== RECORDED INFORMATION ==

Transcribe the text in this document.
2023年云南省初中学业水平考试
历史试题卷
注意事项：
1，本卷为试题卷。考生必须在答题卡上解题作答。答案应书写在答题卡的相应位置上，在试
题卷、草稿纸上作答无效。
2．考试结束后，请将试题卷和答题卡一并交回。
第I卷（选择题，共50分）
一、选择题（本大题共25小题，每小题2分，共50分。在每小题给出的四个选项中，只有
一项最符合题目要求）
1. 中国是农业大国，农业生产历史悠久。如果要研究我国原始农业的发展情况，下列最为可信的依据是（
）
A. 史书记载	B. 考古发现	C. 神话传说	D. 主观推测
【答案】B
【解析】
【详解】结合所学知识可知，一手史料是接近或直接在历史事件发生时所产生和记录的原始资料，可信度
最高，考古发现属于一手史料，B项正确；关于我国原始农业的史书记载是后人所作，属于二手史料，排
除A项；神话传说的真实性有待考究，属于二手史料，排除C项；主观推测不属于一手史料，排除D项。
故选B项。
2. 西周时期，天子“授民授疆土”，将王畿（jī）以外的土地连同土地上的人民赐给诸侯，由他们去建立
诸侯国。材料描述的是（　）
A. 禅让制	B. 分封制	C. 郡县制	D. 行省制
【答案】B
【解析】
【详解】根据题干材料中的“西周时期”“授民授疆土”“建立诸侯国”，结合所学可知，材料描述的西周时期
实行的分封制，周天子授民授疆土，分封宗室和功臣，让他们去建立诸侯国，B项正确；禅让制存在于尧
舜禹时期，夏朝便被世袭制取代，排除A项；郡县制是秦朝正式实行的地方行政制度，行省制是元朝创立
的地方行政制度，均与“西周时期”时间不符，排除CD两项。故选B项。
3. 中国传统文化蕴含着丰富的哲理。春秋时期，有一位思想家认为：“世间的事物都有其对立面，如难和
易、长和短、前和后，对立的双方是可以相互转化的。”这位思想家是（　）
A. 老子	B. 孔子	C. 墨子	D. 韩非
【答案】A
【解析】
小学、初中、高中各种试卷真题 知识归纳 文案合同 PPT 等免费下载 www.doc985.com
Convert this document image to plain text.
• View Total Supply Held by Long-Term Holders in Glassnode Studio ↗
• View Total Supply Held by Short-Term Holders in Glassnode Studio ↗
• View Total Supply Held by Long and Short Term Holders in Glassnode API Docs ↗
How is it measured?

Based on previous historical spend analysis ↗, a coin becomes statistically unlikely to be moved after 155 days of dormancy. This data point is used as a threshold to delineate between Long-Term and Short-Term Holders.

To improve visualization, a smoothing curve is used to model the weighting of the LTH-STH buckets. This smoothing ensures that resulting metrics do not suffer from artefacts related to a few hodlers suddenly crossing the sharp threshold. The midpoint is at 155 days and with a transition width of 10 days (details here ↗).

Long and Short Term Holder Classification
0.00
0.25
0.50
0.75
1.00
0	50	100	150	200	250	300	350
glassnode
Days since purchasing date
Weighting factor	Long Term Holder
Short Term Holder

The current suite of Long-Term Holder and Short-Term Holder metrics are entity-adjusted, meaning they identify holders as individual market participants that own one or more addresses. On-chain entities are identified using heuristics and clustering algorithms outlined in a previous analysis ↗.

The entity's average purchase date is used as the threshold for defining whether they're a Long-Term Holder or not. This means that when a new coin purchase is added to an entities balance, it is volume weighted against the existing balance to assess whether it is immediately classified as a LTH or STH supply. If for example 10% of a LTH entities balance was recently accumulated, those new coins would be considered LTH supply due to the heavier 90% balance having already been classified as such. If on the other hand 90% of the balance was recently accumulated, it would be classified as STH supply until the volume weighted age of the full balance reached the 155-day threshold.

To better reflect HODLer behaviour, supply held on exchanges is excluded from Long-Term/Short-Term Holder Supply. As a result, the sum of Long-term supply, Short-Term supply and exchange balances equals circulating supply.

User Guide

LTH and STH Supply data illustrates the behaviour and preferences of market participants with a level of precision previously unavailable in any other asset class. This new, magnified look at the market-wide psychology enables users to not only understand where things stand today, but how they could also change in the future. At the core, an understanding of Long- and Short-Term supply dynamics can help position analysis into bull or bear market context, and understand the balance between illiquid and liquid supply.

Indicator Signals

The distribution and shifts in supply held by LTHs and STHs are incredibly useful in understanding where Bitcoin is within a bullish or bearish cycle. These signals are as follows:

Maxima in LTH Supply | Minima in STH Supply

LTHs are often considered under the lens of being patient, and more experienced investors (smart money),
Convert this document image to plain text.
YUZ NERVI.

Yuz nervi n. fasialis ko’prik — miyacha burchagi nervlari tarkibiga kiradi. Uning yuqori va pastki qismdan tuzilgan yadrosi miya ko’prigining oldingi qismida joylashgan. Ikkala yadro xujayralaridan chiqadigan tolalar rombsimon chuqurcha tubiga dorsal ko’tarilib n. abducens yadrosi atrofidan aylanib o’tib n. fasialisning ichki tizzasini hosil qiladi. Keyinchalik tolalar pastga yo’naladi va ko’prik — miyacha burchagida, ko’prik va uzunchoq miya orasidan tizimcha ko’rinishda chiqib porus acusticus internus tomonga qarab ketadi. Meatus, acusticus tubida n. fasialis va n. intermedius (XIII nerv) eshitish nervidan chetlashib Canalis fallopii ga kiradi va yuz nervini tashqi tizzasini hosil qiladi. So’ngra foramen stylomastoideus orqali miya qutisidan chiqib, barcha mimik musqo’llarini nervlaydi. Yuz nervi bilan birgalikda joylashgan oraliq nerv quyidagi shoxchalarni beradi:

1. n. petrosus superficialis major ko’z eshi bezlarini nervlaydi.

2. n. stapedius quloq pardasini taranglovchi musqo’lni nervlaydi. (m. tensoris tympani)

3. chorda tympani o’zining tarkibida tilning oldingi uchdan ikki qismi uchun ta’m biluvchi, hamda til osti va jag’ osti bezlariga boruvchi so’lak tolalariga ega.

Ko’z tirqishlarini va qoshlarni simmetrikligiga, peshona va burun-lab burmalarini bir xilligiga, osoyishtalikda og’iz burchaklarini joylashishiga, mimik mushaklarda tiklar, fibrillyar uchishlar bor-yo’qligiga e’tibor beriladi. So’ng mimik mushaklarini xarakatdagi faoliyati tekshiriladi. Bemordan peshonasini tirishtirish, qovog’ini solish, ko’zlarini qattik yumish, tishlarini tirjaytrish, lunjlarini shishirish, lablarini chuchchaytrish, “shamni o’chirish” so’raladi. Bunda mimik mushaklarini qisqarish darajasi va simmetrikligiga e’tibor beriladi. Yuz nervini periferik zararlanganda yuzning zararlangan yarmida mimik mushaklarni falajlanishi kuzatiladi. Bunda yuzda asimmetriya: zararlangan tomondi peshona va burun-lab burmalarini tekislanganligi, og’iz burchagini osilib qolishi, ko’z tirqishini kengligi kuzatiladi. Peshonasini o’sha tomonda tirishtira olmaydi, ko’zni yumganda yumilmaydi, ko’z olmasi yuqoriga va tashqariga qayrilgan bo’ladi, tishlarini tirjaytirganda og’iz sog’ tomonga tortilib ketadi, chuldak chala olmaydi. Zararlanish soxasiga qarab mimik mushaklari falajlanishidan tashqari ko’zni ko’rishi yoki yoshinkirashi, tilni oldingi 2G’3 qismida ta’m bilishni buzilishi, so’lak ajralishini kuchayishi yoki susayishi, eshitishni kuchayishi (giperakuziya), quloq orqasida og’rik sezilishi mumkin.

===

Reproduce each entry word for word.

Transcribe the text in this document.
2023年云南省初中学业水平考试
历史试题卷
注意事项：
1，本卷为试题卷。考生必须在答题卡上解题作答。答案应书写在答题卡的相应位置上，在试
题卷、草稿纸上作答无效。
2．考试结束后，请将试题卷和答题卡一并交回。
第I卷（选择题，共50分）
一、选择题（本大题共25小题，每小题2分，共50分。在每小题给出的四个选项中，只有
一项最符合题目要求）
1. 中国是农业大国，农业生产历史悠久。如果要研究我国原始农业的发展情况，下列最为可信的依据是（
）
A. 史书记载	B. 考古发现	C. 神话传说	D. 主观推测
【答案】B
【解析】
【详解】结合所学知识可知，一手史料是接近或直接在历史事件发生时所产生和记录的原始资料，可信度
最高，考古发现属于一手史料，B项正确；关于我国原始农业的史书记载是后人所作，属于二手史料，排
除A项；神话传说的真实性有待考究，属于二手史料，排除C项；主观推测不属于一手史料，排除D项。
故选B项。
2. 西周时期，天子“授民授疆土”，将王畿（jī）以外的土地连同土地上的人民赐给诸侯，由他们去建立
诸侯国。材料描述的是（　）
A. 禅让制	B. 分封制	C. 郡县制	D. 行省制
【答案】B
【解析】
【详解】根据题干材料中的“西周时期”“授民授疆土”“建立诸侯国”，结合所学可知，材料描述的西周时期
实行的分封制，周天子授民授疆土，分封宗室和功臣，让他们去建立诸侯国，B项正确；禅让制存在于尧
舜禹时期，夏朝便被世袭制取代，排除A项；郡县制是秦朝正式实行的地方行政制度，行省制是元朝创立
的地方行政制度，均与“西周时期”时间不符，排除CD两项。故选B项。
3. 中国传统文化蕴含着丰富的哲理。春秋时期，有一位思想家认为：“世间的事物都有其对立面，如难和
易、长和短、前和后，对立的双方是可以相互转化的。”这位思想家是（　）
A. 老子	B. 孔子	C. 墨子	D. 韩非
【答案】A
【解析】
小学、初中、高中各种试卷真题 知识归纳 文案合同 PPT 等免费下载 www.doc985.com
Convert this document image to plain text.
• View Total Supply Held by Long-Term Holders in Glassnode Studio ↗
• View Total Supply Held by Short-Term Holders in Glassnode Studio ↗
• View Total Supply Held by Long and Short Term Holders in Glassnode API Docs ↗
How is it measured?

Based on previous historical spend analysis ↗, a coin becomes statistically unlikely to be moved after 155 days of dormancy. This data point is used as a threshold to delineate between Long-Term and Short-Term Holders.

To improve visualization, a smoothing curve is used to model the weighting of the LTH-STH buckets. This smoothing ensures that resulting metrics do not suffer from artefacts related to a few hodlers suddenly crossing the sharp threshold. The midpoint is at 155 days and with a transition width of 10 days (details here ↗).

Long and Short Term Holder Classification
0.00
0.25
0.50
0.75
1.00
0	50	100	150	200	250	300	350
glassnode
Days since purchasing date
Weighting factor	Long Term Holder
Short Term Holder

The current suite of Long-Term Holder and Short-Term Holder metrics are entity-adjusted, meaning they identify holders as individual market participants that own one or more addresses. On-chain entities are identified using heuristics and clustering algorithms outlined in a previous analysis ↗.

The entity's average purchase date is used as the threshold for defining whether they're a Long-Term Holder or not. This means that when a new coin purchase is added to an entities balance, it is volume weighted against the existing balance to assess whether it is immediately classified as a LTH or STH supply. If for example 10% of a LTH entities balance was recently accumulated, those new coins would be considered LTH supply due to the heavier 90% balance having already been classified as such. If on the other hand 90% of the balance was recently accumulated, it would be classified as STH supply until the volume weighted age of the full balance reached the 155-day threshold.

To better reflect HODLer behaviour, supply held on exchanges is excluded from Long-Term/Short-Term Holder Supply. As a result, the sum of Long-term supply, Short-Term supply and exchange balances equals circulating supply.

User Guide

LTH and STH Supply data illustrates the behaviour and preferences of market participants with a level of precision previously unavailable in any other asset class. This new, magnified look at the market-wide psychology enables users to not only understand where things stand today, but how they could also change in the future. At the core, an understanding of Long- and Short-Term supply dynamics can help position analysis into bull or bear market context, and understand the balance between illiquid and liquid supply.

Indicator Signals

The distribution and shifts in supply held by LTHs and STHs are incredibly useful in understanding where Bitcoin is within a bullish or bearish cycle. These signals are as follows:

Maxima in LTH Supply | Minima in STH Supply

LTHs are often considered under the lens of being patient, and more experienced investors (smart money),
Convert this document image to plain text.
YUZ NERVI.

Yuz nervi n. fasialis ko’prik — miyacha burchagi nervlari tarkibiga kiradi. Uning yuqori va pastki qismdan tuzilgan yadrosi miya ko’prigining oldingi qismida joylashgan. Ikkala yadro xujayralaridan chiqadigan tolalar rombsimon chuqurcha tubiga dorsal ko’tarilib n. abducens yadrosi atrofidan aylanib o’tib n. fasialisning ichki tizzasini hosil qiladi. Keyinchalik tolalar pastga yo’naladi va ko’prik — miyacha burchagida, ko’prik va uzunchoq miya orasidan tizimcha ko’rinishda chiqib porus acusticus internus tomonga qarab ketadi. Meatus, acusticus tubida n. fasialis va n. intermedius (XIII nerv) eshitish nervidan chetlashib Canalis fallopii ga kiradi va yuz nervini tashqi tizzasini hosil qiladi. So’ngra foramen stylomastoideus orqali miya qutisidan chiqib, barcha mimik musqo’llarini nervlaydi. Yuz nervi bilan birgalikda joylashgan oraliq nerv quyidagi shoxchalarni beradi:

1. n. petrosus superficialis major ko’z eshi bezlarini nervlaydi.

2. n. stapedius quloq pardasini taranglovchi musqo’lni nervlaydi. (m. tensoris tympani)

3. chorda tympani o’zining tarkibida tilning oldingi uchdan ikki qismi uchun ta’m biluvchi, hamda til osti va jag’ osti bezlariga boruvchi so’lak tolalariga ega.

Ko’z tirqishlarini va qoshlarni simmetrikligiga, peshona va burun-lab burmalarini bir xilligiga, osoyishtalikda og’iz burchaklarini joylashishiga, mimik mushaklarda tiklar, fibrillyar uchishlar bor-yo’qligiga e’tibor beriladi. So’ng mimik mushaklarini xarakatdagi faoliyati tekshiriladi. Bemordan peshonasini tirishtirish, qovog’ini solish, ko’zlarini qattik yumish, tishlarini tirjaytrish, lunjlarini shishirish, lablarini chuchchaytrish, “shamni o’chirish” so’raladi. Bunda mimik mushaklarini qisqarish darajasi va simmetrikligiga e’tibor beriladi. Yuz nervini periferik zararlanganda yuzning zararlangan yarmida mimik mushaklarni falajlanishi kuzatiladi. Bunda yuzda asimmetriya: zararlangan tomondi peshona va burun-lab burmalarini tekislanganligi, og’iz burchagini osilib qolishi, ko’z tirqishini kengligi kuzatiladi. Peshonasini o’sha tomonda tirishtira olmaydi, ko’zni yumganda yumilmaydi, ko’z olmasi yuqoriga va tashqariga qayrilgan bo’ladi, tishlarini tirjaytirganda og’iz sog’ tomonga tortilib ketadi, chuldak chala olmaydi. Zararlanish soxasiga qarab mimik mushaklari falajlanishidan tashqari ko’zni ko’rishi yoki yoshinkirashi, tilni oldingi 2G’3 qismida ta’m bilishni buzilishi, so’lak ajralishini kuchayishi yoki susayishi, eshitishni kuchayishi (giperakuziya), quloq orqasida og’rik sezilishi mumkin.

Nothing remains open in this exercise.